## Given records
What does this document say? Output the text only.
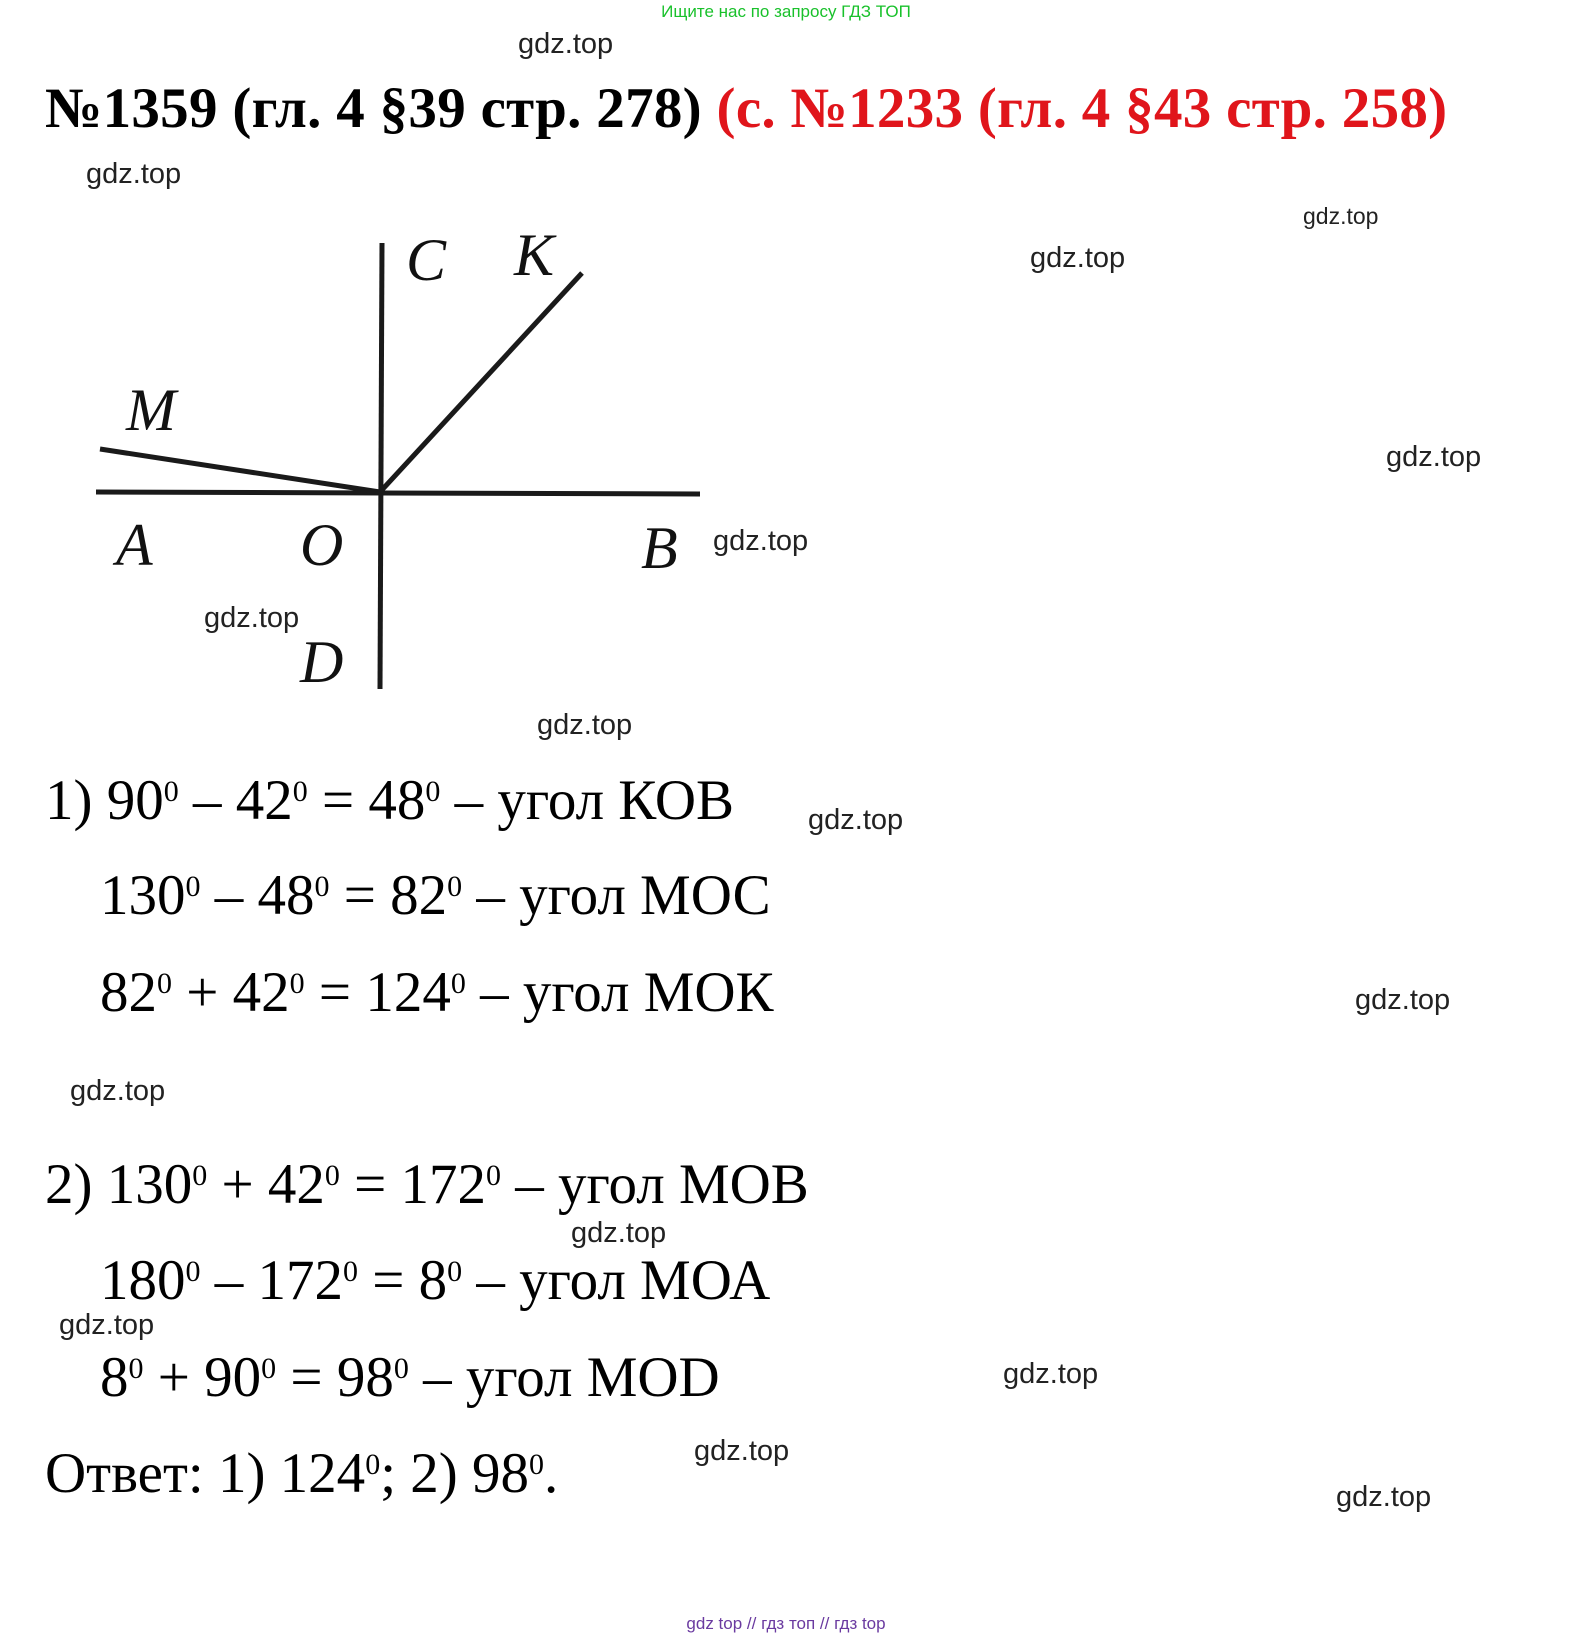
Ищите нас по запросу ГДЗ ТОП
№1359 (гл. 4 §39 стр. 278) (с. №1233 (гл. 4 §43 стр. 258)
C K
M
A O	B
D
1) $90^0 - 42^0 = 48^0$ – угол КОВ
$130^0 - 48^0 = 82^0$ – угол МОС
$82^0 + 42^0 = 124^0$ – угол МОК
2) $130^0 + 42^0 = 172^0$ – угол МОВ
$180^0 - 172^0 = 8^0$ – угол МОА
$8^0 + 90^0 = 98^0$ – угол МОD
Ответ: 1) $124^0$; 2) $98^0$.
gdz.top
gdz.top
gdz.top
gdz.top
gdz.top
gdz.top
gdz.top
gdz.top
gdz.top
gdz.top
gdz.top
gdz.top
gdz.top
gdz.top
gdz.top
gdz.top
gdz top // гдз топ // гдз top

## Problem description
Each entry should be repeated exactly as it appears; the pictures stay out.

## Task response
What does this document say? Output the text only.
Ищите нас по запросу ГДЗ ТОП
№1359 (гл. 4 §39 стр. 278) (с. №1233 (гл. 4 §43 стр. 258)
C K
M
A O	B
D
1) $90^0 - 42^0 = 48^0$ – угол КОВ
$130^0 - 48^0 = 82^0$ – угол МОС
$82^0 + 42^0 = 124^0$ – угол МОК
2) $130^0 + 42^0 = 172^0$ – угол МОВ
$180^0 - 172^0 = 8^0$ – угол МОА
$8^0 + 90^0 = 98^0$ – угол МОD
Ответ: 1) $124^0$; 2) $98^0$.
gdz.top
gdz.top
gdz.top
gdz.top
gdz.top
gdz.top
gdz.top
gdz.top
gdz.top
gdz.top
gdz.top
gdz.top
gdz.top
gdz.top
gdz.top
gdz.top
gdz top // гдз топ // гдз top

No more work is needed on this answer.